- **Material for this exercise**

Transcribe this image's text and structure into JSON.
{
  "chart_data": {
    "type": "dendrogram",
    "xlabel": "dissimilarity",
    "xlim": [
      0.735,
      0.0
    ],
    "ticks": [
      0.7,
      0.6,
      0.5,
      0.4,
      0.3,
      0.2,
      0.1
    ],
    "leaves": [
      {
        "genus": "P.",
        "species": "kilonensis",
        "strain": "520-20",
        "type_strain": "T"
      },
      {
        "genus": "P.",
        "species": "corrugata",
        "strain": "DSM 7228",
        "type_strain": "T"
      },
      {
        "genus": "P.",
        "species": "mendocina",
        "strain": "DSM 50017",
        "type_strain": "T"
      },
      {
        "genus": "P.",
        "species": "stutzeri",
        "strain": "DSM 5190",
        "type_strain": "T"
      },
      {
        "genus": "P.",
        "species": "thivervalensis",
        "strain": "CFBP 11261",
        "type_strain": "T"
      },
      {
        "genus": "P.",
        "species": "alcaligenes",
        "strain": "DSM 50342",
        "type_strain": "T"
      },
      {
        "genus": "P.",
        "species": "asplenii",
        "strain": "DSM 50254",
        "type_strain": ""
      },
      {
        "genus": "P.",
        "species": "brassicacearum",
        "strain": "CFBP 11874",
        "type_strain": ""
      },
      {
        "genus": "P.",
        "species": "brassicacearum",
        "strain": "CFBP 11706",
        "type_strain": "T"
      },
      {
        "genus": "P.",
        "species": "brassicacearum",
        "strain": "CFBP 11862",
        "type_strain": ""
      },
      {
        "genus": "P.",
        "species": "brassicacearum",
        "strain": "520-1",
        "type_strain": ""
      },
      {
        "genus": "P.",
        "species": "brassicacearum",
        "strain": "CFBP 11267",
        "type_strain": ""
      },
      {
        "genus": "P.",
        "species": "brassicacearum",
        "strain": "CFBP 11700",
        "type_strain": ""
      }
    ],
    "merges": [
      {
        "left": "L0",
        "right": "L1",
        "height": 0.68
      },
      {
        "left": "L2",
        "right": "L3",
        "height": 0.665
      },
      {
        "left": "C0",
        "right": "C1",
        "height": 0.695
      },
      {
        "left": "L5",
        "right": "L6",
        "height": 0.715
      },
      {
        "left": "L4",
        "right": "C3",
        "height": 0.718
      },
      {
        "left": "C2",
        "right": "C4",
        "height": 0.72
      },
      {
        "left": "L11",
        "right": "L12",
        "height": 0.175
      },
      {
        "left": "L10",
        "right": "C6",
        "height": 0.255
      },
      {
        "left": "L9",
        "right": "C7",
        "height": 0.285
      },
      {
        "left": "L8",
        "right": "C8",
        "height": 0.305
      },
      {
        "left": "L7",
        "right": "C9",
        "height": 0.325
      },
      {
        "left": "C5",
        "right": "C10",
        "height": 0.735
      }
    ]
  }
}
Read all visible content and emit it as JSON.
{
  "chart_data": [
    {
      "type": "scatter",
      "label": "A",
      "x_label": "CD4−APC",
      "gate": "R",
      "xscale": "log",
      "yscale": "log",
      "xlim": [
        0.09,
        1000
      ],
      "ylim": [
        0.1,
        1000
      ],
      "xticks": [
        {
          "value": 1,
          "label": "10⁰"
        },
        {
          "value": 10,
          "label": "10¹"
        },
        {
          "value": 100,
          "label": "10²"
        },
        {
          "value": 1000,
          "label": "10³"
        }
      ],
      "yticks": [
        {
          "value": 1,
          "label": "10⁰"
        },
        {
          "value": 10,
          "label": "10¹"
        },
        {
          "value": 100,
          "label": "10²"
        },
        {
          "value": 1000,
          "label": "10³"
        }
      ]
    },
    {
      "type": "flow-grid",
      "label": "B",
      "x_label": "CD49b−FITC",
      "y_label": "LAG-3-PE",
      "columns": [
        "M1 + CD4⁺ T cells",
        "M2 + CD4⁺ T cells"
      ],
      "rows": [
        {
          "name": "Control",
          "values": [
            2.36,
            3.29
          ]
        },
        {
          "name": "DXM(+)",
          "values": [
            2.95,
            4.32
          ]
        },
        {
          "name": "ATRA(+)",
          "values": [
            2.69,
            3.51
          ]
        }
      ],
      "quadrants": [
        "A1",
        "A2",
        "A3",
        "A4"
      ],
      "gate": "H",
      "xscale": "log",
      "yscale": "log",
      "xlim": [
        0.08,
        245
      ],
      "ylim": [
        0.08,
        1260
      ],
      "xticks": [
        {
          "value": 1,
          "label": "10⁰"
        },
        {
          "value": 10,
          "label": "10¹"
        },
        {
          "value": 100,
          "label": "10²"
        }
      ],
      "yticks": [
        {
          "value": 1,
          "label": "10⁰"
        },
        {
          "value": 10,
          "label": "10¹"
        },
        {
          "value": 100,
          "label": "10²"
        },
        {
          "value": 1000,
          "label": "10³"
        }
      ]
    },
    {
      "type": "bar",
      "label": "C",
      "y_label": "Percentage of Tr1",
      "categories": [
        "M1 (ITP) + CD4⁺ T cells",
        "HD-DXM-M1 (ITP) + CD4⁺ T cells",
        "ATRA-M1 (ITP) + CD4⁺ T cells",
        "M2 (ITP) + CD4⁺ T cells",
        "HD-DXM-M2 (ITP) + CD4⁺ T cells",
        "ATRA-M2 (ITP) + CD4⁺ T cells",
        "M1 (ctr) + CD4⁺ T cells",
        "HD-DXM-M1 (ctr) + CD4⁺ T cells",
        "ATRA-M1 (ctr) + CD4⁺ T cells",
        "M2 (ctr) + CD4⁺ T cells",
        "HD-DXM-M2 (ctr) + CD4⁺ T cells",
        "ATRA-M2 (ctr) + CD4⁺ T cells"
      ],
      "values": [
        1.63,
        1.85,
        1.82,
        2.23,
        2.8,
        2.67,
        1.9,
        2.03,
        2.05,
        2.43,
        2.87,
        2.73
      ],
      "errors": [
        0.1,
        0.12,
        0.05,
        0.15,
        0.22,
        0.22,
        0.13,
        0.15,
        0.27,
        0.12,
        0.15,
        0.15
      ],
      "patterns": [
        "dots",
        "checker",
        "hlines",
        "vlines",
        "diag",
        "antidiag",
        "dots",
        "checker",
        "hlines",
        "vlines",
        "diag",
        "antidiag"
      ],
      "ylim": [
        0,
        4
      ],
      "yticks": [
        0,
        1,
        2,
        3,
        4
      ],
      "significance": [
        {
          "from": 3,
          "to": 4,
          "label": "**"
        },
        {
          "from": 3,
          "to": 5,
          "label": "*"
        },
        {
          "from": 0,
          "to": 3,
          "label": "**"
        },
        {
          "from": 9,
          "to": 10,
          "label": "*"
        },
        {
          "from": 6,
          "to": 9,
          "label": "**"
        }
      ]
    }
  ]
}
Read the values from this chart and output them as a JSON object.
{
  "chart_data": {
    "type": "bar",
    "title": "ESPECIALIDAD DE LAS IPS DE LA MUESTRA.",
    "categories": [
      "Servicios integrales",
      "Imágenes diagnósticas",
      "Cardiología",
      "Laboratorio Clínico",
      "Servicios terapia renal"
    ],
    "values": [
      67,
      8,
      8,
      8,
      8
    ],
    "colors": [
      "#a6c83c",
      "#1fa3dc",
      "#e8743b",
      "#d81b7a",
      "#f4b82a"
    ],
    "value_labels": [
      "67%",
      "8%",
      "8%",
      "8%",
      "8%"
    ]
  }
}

- **Problem description**
Repeat the material above in its entirety, exactly.

- **Answer box**
Transcribe this image's text and structure into JSON.
{
  "chart_data": {
    "type": "dendrogram",
    "xlabel": "dissimilarity",
    "xlim": [
      0.735,
      0.0
    ],
    "ticks": [
      0.7,
      0.6,
      0.5,
      0.4,
      0.3,
      0.2,
      0.1
    ],
    "leaves": [
      {
        "genus": "P.",
        "species": "kilonensis",
        "strain": "520-20",
        "type_strain": "T"
      },
      {
        "genus": "P.",
        "species": "corrugata",
        "strain": "DSM 7228",
        "type_strain": "T"
      },
      {
        "genus": "P.",
        "species": "mendocina",
        "strain": "DSM 50017",
        "type_strain": "T"
      },
      {
        "genus": "P.",
        "species": "stutzeri",
        "strain": "DSM 5190",
        "type_strain": "T"
      },
      {
        "genus": "P.",
        "species": "thivervalensis",
        "strain": "CFBP 11261",
        "type_strain": "T"
      },
      {
        "genus": "P.",
        "species": "alcaligenes",
        "strain": "DSM 50342",
        "type_strain": "T"
      },
      {
        "genus": "P.",
        "species": "asplenii",
        "strain": "DSM 50254",
        "type_strain": ""
      },
      {
        "genus": "P.",
        "species": "brassicacearum",
        "strain": "CFBP 11874",
        "type_strain": ""
      },
      {
        "genus": "P.",
        "species": "brassicacearum",
        "strain": "CFBP 11706",
        "type_strain": "T"
      },
      {
        "genus": "P.",
        "species": "brassicacearum",
        "strain": "CFBP 11862",
        "type_strain": ""
      },
      {
        "genus": "P.",
        "species": "brassicacearum",
        "strain": "520-1",
        "type_strain": ""
      },
      {
        "genus": "P.",
        "species": "brassicacearum",
        "strain": "CFBP 11267",
        "type_strain": ""
      },
      {
        "genus": "P.",
        "species": "brassicacearum",
        "strain": "CFBP 11700",
        "type_strain": ""
      }
    ],
    "merges": [
      {
        "left": "L0",
        "right": "L1",
        "height": 0.68
      },
      {
        "left": "L2",
        "right": "L3",
        "height": 0.665
      },
      {
        "left": "C0",
        "right": "C1",
        "height": 0.695
      },
      {
        "left": "L5",
        "right": "L6",
        "height": 0.715
      },
      {
        "left": "L4",
        "right": "C3",
        "height": 0.718
      },
      {
        "left": "C2",
        "right": "C4",
        "height": 0.72
      },
      {
        "left": "L11",
        "right": "L12",
        "height": 0.175
      },
      {
        "left": "L10",
        "right": "C6",
        "height": 0.255
      },
      {
        "left": "L9",
        "right": "C7",
        "height": 0.285
      },
      {
        "left": "L8",
        "right": "C8",
        "height": 0.305
      },
      {
        "left": "L7",
        "right": "C9",
        "height": 0.325
      },
      {
        "left": "C5",
        "right": "C10",
        "height": 0.735
      }
    ]
  }
}
Read all visible content and emit it as JSON.
{
  "chart_data": [
    {
      "type": "scatter",
      "label": "A",
      "x_label": "CD4−APC",
      "gate": "R",
      "xscale": "log",
      "yscale": "log",
      "xlim": [
        0.09,
        1000
      ],
      "ylim": [
        0.1,
        1000
      ],
      "xticks": [
        {
          "value": 1,
          "label": "10⁰"
        },
        {
          "value": 10,
          "label": "10¹"
        },
        {
          "value": 100,
          "label": "10²"
        },
        {
          "value": 1000,
          "label": "10³"
        }
      ],
      "yticks": [
        {
          "value": 1,
          "label": "10⁰"
        },
        {
          "value": 10,
          "label": "10¹"
        },
        {
          "value": 100,
          "label": "10²"
        },
        {
          "value": 1000,
          "label": "10³"
        }
      ]
    },
    {
      "type": "flow-grid",
      "label": "B",
      "x_label": "CD49b−FITC",
      "y_label": "LAG-3-PE",
      "columns": [
        "M1 + CD4⁺ T cells",
        "M2 + CD4⁺ T cells"
      ],
      "rows": [
        {
          "name": "Control",
          "values": [
            2.36,
            3.29
          ]
        },
        {
          "name": "DXM(+)",
          "values": [
            2.95,
            4.32
          ]
        },
        {
          "name": "ATRA(+)",
          "values": [
            2.69,
            3.51
          ]
        }
      ],
      "quadrants": [
        "A1",
        "A2",
        "A3",
        "A4"
      ],
      "gate": "H",
      "xscale": "log",
      "yscale": "log",
      "xlim": [
        0.08,
        245
      ],
      "ylim": [
        0.08,
        1260
      ],
      "xticks": [
        {
          "value": 1,
          "label": "10⁰"
        },
        {
          "value": 10,
          "label": "10¹"
        },
        {
          "value": 100,
          "label": "10²"
        }
      ],
      "yticks": [
        {
          "value": 1,
          "label": "10⁰"
        },
        {
          "value": 10,
          "label": "10¹"
        },
        {
          "value": 100,
          "label": "10²"
        },
        {
          "value": 1000,
          "label": "10³"
        }
      ]
    },
    {
      "type": "bar",
      "label": "C",
      "y_label": "Percentage of Tr1",
      "categories": [
        "M1 (ITP) + CD4⁺ T cells",
        "HD-DXM-M1 (ITP) + CD4⁺ T cells",
        "ATRA-M1 (ITP) + CD4⁺ T cells",
        "M2 (ITP) + CD4⁺ T cells",
        "HD-DXM-M2 (ITP) + CD4⁺ T cells",
        "ATRA-M2 (ITP) + CD4⁺ T cells",
        "M1 (ctr) + CD4⁺ T cells",
        "HD-DXM-M1 (ctr) + CD4⁺ T cells",
        "ATRA-M1 (ctr) + CD4⁺ T cells",
        "M2 (ctr) + CD4⁺ T cells",
        "HD-DXM-M2 (ctr) + CD4⁺ T cells",
        "ATRA-M2 (ctr) + CD4⁺ T cells"
      ],
      "values": [
        1.63,
        1.85,
        1.82,
        2.23,
        2.8,
        2.67,
        1.9,
        2.03,
        2.05,
        2.43,
        2.87,
        2.73
      ],
      "errors": [
        0.1,
        0.12,
        0.05,
        0.15,
        0.22,
        0.22,
        0.13,
        0.15,
        0.27,
        0.12,
        0.15,
        0.15
      ],
      "patterns": [
        "dots",
        "checker",
        "hlines",
        "vlines",
        "diag",
        "antidiag",
        "dots",
        "checker",
        "hlines",
        "vlines",
        "diag",
        "antidiag"
      ],
      "ylim": [
        0,
        4
      ],
      "yticks": [
        0,
        1,
        2,
        3,
        4
      ],
      "significance": [
        {
          "from": 3,
          "to": 4,
          "label": "**"
        },
        {
          "from": 3,
          "to": 5,
          "label": "*"
        },
        {
          "from": 0,
          "to": 3,
          "label": "**"
        },
        {
          "from": 9,
          "to": 10,
          "label": "*"
        },
        {
          "from": 6,
          "to": 9,
          "label": "**"
        }
      ]
    }
  ]
}
Read the values from this chart and output them as a JSON object.
{
  "chart_data": {
    "type": "bar",
    "title": "ESPECIALIDAD DE LAS IPS DE LA MUESTRA.",
    "categories": [
      "Servicios integrales",
      "Imágenes diagnósticas",
      "Cardiología",
      "Laboratorio Clínico",
      "Servicios terapia renal"
    ],
    "values": [
      67,
      8,
      8,
      8,
      8
    ],
    "colors": [
      "#a6c83c",
      "#1fa3dc",
      "#e8743b",
      "#d81b7a",
      "#f4b82a"
    ],
    "value_labels": [
      "67%",
      "8%",
      "8%",
      "8%",
      "8%"
    ]
  }
}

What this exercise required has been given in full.